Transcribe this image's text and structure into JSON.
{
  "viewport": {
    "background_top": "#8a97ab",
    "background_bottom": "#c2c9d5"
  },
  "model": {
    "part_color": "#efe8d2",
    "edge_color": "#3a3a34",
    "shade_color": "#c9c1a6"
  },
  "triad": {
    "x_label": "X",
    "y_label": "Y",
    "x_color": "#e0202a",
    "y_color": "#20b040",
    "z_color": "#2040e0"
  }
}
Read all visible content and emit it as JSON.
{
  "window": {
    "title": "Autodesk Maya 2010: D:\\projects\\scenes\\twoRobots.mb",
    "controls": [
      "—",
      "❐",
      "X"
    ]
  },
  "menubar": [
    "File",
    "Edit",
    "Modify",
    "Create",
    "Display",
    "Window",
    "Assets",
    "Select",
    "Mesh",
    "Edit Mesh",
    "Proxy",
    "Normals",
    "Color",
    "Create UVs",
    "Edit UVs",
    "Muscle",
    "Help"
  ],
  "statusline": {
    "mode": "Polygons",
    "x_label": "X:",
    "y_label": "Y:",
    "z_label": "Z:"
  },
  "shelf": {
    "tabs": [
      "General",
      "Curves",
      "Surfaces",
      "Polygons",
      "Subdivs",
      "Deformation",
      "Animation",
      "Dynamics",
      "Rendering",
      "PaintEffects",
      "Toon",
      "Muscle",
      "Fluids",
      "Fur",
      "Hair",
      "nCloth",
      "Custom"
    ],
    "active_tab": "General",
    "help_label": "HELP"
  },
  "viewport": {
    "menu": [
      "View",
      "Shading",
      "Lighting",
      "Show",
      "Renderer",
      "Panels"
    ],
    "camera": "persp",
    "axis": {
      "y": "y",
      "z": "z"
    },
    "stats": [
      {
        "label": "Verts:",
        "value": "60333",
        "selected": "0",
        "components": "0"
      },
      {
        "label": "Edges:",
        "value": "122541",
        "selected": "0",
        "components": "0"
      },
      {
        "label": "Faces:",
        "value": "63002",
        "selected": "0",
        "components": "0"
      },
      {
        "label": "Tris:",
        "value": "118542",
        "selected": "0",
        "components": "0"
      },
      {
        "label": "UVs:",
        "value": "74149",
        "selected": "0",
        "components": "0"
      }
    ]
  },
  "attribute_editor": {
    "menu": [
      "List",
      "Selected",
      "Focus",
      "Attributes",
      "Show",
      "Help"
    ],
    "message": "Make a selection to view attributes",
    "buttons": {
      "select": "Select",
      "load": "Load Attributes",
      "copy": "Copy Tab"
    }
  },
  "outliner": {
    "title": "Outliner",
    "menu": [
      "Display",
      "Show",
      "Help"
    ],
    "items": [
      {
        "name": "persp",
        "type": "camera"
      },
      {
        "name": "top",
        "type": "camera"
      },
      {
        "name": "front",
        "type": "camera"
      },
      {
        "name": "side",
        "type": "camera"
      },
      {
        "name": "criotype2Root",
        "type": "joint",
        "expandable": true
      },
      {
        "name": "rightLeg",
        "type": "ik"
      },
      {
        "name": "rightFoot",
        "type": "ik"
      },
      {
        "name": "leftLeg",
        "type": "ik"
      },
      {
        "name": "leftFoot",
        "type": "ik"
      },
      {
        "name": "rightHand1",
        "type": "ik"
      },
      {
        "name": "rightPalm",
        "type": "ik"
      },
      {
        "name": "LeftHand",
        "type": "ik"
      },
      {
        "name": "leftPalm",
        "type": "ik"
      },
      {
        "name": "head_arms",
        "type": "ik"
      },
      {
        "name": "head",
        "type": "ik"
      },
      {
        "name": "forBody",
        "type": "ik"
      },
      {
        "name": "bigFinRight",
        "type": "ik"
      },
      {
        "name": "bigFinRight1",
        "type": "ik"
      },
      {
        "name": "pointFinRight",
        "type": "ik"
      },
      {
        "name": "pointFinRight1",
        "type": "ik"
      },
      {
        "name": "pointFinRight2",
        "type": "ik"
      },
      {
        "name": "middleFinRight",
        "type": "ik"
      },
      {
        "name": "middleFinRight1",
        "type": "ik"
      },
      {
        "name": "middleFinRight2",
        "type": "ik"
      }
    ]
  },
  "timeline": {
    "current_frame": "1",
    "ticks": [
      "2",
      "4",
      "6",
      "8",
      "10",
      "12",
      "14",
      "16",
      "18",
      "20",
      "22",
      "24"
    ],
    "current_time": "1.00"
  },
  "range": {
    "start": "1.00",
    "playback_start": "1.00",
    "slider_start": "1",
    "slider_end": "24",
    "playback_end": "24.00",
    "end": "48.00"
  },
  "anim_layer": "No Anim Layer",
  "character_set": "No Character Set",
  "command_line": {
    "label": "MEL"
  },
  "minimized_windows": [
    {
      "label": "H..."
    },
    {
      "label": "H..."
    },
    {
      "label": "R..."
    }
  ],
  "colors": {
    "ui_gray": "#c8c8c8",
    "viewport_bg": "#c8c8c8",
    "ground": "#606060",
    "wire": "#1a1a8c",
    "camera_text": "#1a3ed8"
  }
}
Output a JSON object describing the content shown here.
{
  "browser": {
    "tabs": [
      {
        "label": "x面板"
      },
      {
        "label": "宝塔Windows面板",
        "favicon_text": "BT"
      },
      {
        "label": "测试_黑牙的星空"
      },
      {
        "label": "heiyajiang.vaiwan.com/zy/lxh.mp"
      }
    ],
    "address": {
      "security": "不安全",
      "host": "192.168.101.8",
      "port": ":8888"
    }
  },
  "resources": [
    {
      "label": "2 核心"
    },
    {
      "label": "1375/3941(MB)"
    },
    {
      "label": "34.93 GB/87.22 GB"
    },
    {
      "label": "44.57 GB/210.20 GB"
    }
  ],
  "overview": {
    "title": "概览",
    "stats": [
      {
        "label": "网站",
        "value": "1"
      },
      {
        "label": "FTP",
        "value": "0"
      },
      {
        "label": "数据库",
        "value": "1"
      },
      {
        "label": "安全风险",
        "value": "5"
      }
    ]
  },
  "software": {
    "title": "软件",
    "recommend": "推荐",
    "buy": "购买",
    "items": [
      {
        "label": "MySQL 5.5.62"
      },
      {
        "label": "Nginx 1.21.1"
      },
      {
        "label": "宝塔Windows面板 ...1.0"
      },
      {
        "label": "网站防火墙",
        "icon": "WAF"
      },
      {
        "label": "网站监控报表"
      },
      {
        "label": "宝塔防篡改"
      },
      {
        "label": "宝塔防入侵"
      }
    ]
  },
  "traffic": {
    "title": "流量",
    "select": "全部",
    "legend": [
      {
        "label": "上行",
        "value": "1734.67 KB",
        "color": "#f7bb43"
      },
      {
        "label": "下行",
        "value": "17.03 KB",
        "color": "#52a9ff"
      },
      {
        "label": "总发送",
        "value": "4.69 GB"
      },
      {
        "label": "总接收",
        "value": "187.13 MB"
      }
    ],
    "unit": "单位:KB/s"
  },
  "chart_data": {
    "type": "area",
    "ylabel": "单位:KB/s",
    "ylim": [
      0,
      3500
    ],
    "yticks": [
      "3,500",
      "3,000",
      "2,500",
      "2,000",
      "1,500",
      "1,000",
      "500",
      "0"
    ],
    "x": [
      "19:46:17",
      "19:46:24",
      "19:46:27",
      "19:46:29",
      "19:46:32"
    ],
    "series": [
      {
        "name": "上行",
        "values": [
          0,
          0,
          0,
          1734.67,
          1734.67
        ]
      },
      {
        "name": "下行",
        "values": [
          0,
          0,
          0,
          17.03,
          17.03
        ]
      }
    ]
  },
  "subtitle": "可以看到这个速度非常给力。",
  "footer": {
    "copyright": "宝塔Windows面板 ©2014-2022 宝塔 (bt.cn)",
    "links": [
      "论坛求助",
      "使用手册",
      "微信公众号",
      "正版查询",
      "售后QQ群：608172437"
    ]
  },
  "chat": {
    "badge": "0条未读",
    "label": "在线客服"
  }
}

_____

• WORK TO DO: Every line above should be printed again exactly as it stands.

• TASK SOLUTION:
Transcribe this image's text and structure into JSON.
{
  "viewport": {
    "background_top": "#8a97ab",
    "background_bottom": "#c2c9d5"
  },
  "model": {
    "part_color": "#efe8d2",
    "edge_color": "#3a3a34",
    "shade_color": "#c9c1a6"
  },
  "triad": {
    "x_label": "X",
    "y_label": "Y",
    "x_color": "#e0202a",
    "y_color": "#20b040",
    "z_color": "#2040e0"
  }
}
Read all visible content and emit it as JSON.
{
  "window": {
    "title": "Autodesk Maya 2010: D:\\projects\\scenes\\twoRobots.mb",
    "controls": [
      "—",
      "❐",
      "X"
    ]
  },
  "menubar": [
    "File",
    "Edit",
    "Modify",
    "Create",
    "Display",
    "Window",
    "Assets",
    "Select",
    "Mesh",
    "Edit Mesh",
    "Proxy",
    "Normals",
    "Color",
    "Create UVs",
    "Edit UVs",
    "Muscle",
    "Help"
  ],
  "statusline": {
    "mode": "Polygons",
    "x_label": "X:",
    "y_label": "Y:",
    "z_label": "Z:"
  },
  "shelf": {
    "tabs": [
      "General",
      "Curves",
      "Surfaces",
      "Polygons",
      "Subdivs",
      "Deformation",
      "Animation",
      "Dynamics",
      "Rendering",
      "PaintEffects",
      "Toon",
      "Muscle",
      "Fluids",
      "Fur",
      "Hair",
      "nCloth",
      "Custom"
    ],
    "active_tab": "General",
    "help_label": "HELP"
  },
  "viewport": {
    "menu": [
      "View",
      "Shading",
      "Lighting",
      "Show",
      "Renderer",
      "Panels"
    ],
    "camera": "persp",
    "axis": {
      "y": "y",
      "z": "z"
    },
    "stats": [
      {
        "label": "Verts:",
        "value": "60333",
        "selected": "0",
        "components": "0"
      },
      {
        "label": "Edges:",
        "value": "122541",
        "selected": "0",
        "components": "0"
      },
      {
        "label": "Faces:",
        "value": "63002",
        "selected": "0",
        "components": "0"
      },
      {
        "label": "Tris:",
        "value": "118542",
        "selected": "0",
        "components": "0"
      },
      {
        "label": "UVs:",
        "value": "74149",
        "selected": "0",
        "components": "0"
      }
    ]
  },
  "attribute_editor": {
    "menu": [
      "List",
      "Selected",
      "Focus",
      "Attributes",
      "Show",
      "Help"
    ],
    "message": "Make a selection to view attributes",
    "buttons": {
      "select": "Select",
      "load": "Load Attributes",
      "copy": "Copy Tab"
    }
  },
  "outliner": {
    "title": "Outliner",
    "menu": [
      "Display",
      "Show",
      "Help"
    ],
    "items": [
      {
        "name": "persp",
        "type": "camera"
      },
      {
        "name": "top",
        "type": "camera"
      },
      {
        "name": "front",
        "type": "camera"
      },
      {
        "name": "side",
        "type": "camera"
      },
      {
        "name": "criotype2Root",
        "type": "joint",
        "expandable": true
      },
      {
        "name": "rightLeg",
        "type": "ik"
      },
      {
        "name": "rightFoot",
        "type": "ik"
      },
      {
        "name": "leftLeg",
        "type": "ik"
      },
      {
        "name": "leftFoot",
        "type": "ik"
      },
      {
        "name": "rightHand1",
        "type": "ik"
      },
      {
        "name": "rightPalm",
        "type": "ik"
      },
      {
        "name": "LeftHand",
        "type": "ik"
      },
      {
        "name": "leftPalm",
        "type": "ik"
      },
      {
        "name": "head_arms",
        "type": "ik"
      },
      {
        "name": "head",
        "type": "ik"
      },
      {
        "name": "forBody",
        "type": "ik"
      },
      {
        "name": "bigFinRight",
        "type": "ik"
      },
      {
        "name": "bigFinRight1",
        "type": "ik"
      },
      {
        "name": "pointFinRight",
        "type": "ik"
      },
      {
        "name": "pointFinRight1",
        "type": "ik"
      },
      {
        "name": "pointFinRight2",
        "type": "ik"
      },
      {
        "name": "middleFinRight",
        "type": "ik"
      },
      {
        "name": "middleFinRight1",
        "type": "ik"
      },
      {
        "name": "middleFinRight2",
        "type": "ik"
      }
    ]
  },
  "timeline": {
    "current_frame": "1",
    "ticks": [
      "2",
      "4",
      "6",
      "8",
      "10",
      "12",
      "14",
      "16",
      "18",
      "20",
      "22",
      "24"
    ],
    "current_time": "1.00"
  },
  "range": {
    "start": "1.00",
    "playback_start": "1.00",
    "slider_start": "1",
    "slider_end": "24",
    "playback_end": "24.00",
    "end": "48.00"
  },
  "anim_layer": "No Anim Layer",
  "character_set": "No Character Set",
  "command_line": {
    "label": "MEL"
  },
  "minimized_windows": [
    {
      "label": "H..."
    },
    {
      "label": "H..."
    },
    {
      "label": "R..."
    }
  ],
  "colors": {
    "ui_gray": "#c8c8c8",
    "viewport_bg": "#c8c8c8",
    "ground": "#606060",
    "wire": "#1a1a8c",
    "camera_text": "#1a3ed8"
  }
}
Output a JSON object describing the content shown here.
{
  "browser": {
    "tabs": [
      {
        "label": "x面板"
      },
      {
        "label": "宝塔Windows面板",
        "favicon_text": "BT"
      },
      {
        "label": "测试_黑牙的星空"
      },
      {
        "label": "heiyajiang.vaiwan.com/zy/lxh.mp"
      }
    ],
    "address": {
      "security": "不安全",
      "host": "192.168.101.8",
      "port": ":8888"
    }
  },
  "resources": [
    {
      "label": "2 核心"
    },
    {
      "label": "1375/3941(MB)"
    },
    {
      "label": "34.93 GB/87.22 GB"
    },
    {
      "label": "44.57 GB/210.20 GB"
    }
  ],
  "overview": {
    "title": "概览",
    "stats": [
      {
        "label": "网站",
        "value": "1"
      },
      {
        "label": "FTP",
        "value": "0"
      },
      {
        "label": "数据库",
        "value": "1"
      },
      {
        "label": "安全风险",
        "value": "5"
      }
    ]
  },
  "software": {
    "title": "软件",
    "recommend": "推荐",
    "buy": "购买",
    "items": [
      {
        "label": "MySQL 5.5.62"
      },
      {
        "label": "Nginx 1.21.1"
      },
      {
        "label": "宝塔Windows面板 ...1.0"
      },
      {
        "label": "网站防火墙",
        "icon": "WAF"
      },
      {
        "label": "网站监控报表"
      },
      {
        "label": "宝塔防篡改"
      },
      {
        "label": "宝塔防入侵"
      }
    ]
  },
  "traffic": {
    "title": "流量",
    "select": "全部",
    "legend": [
      {
        "label": "上行",
        "value": "1734.67 KB",
        "color": "#f7bb43"
      },
      {
        "label": "下行",
        "value": "17.03 KB",
        "color": "#52a9ff"
      },
      {
        "label": "总发送",
        "value": "4.69 GB"
      },
      {
        "label": "总接收",
        "value": "187.13 MB"
      }
    ],
    "unit": "单位:KB/s"
  },
  "chart_data": {
    "type": "area",
    "ylabel": "单位:KB/s",
    "ylim": [
      0,
      3500
    ],
    "yticks": [
      "3,500",
      "3,000",
      "2,500",
      "2,000",
      "1,500",
      "1,000",
      "500",
      "0"
    ],
    "x": [
      "19:46:17",
      "19:46:24",
      "19:46:27",
      "19:46:29",
      "19:46:32"
    ],
    "series": [
      {
        "name": "上行",
        "values": [
          0,
          0,
          0,
          1734.67,
          1734.67
        ]
      },
      {
        "name": "下行",
        "values": [
          0,
          0,
          0,
          17.03,
          17.03
        ]
      }
    ]
  },
  "subtitle": "可以看到这个速度非常给力。",
  "footer": {
    "copyright": "宝塔Windows面板 ©2014-2022 宝塔 (bt.cn)",
    "links": [
      "论坛求助",
      "使用手册",
      "微信公众号",
      "正版查询",
      "售后QQ群：608172437"
    ]
  },
  "chat": {
    "badge": "0条未读",
    "label": "在线客服"
  }
}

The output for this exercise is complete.